- What the task asks
Wherever the word "JSON" turns up in a line of the entries, copy that line.

- Data lines

--- begin ---

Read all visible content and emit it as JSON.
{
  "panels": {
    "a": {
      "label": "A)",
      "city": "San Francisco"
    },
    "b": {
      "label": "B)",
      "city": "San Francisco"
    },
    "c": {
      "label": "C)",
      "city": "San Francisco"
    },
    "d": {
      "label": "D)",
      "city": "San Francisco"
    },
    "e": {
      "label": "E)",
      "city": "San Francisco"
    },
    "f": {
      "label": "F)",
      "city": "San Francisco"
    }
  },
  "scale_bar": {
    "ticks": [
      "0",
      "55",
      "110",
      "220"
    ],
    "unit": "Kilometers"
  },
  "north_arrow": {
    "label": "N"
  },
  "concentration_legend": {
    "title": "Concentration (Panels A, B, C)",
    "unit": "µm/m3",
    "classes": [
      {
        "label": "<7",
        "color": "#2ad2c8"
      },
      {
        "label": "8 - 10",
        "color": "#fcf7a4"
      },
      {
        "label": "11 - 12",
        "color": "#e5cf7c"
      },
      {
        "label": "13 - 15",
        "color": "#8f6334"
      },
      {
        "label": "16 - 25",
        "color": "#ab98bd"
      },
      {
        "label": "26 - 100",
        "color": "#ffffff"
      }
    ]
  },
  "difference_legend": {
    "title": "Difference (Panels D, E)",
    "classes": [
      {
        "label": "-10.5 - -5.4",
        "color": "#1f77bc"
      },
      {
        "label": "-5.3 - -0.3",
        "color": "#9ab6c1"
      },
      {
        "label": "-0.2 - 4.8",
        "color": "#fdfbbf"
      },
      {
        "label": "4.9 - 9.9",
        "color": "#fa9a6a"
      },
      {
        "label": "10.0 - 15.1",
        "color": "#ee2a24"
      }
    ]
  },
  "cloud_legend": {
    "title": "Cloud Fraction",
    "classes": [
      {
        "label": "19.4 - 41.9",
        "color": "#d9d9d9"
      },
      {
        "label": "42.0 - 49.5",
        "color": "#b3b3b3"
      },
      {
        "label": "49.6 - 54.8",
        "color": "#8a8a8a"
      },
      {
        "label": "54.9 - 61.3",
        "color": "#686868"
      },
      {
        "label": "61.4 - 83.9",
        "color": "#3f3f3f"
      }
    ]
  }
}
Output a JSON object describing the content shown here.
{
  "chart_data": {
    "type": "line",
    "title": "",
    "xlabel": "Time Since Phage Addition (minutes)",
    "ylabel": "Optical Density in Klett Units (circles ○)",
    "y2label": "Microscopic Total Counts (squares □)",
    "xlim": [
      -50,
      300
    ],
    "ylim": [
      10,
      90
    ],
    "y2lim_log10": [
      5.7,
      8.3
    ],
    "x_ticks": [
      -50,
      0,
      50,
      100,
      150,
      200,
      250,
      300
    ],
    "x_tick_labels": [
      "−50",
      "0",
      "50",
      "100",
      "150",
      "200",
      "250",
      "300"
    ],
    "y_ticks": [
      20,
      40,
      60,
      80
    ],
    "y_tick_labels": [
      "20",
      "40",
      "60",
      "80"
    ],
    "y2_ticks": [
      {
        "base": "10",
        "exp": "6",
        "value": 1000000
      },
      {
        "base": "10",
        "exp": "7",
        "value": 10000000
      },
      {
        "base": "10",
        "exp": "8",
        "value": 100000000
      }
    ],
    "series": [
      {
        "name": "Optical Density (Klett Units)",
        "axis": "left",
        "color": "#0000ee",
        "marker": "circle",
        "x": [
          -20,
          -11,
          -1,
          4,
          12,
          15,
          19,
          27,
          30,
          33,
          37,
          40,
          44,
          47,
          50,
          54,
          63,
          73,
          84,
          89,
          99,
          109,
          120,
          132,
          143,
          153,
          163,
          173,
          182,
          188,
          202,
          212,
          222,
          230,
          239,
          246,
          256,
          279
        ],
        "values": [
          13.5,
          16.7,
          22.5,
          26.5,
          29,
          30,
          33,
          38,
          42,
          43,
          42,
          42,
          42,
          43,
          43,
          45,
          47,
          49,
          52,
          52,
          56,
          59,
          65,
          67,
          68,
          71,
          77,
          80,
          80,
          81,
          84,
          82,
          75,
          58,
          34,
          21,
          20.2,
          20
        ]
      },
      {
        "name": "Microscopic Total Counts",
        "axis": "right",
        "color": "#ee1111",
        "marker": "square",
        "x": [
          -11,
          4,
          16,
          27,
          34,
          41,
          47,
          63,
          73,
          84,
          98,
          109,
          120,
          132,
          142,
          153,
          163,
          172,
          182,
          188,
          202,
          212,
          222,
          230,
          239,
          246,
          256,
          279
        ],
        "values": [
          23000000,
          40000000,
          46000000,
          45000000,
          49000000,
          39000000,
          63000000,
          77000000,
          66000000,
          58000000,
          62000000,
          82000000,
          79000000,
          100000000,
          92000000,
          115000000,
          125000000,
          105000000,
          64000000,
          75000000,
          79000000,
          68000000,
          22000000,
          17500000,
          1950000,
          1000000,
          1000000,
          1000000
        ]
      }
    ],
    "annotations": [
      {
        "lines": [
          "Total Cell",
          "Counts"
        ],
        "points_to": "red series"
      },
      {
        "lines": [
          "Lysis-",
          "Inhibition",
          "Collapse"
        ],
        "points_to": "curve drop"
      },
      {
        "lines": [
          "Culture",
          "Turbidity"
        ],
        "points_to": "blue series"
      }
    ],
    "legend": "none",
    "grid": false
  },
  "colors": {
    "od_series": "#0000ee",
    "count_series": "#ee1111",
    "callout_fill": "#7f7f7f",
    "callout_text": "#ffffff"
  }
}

--- end ---

- Correct output
Read all visible content and emit it as JSON.
Output a JSON object describing the content shown here.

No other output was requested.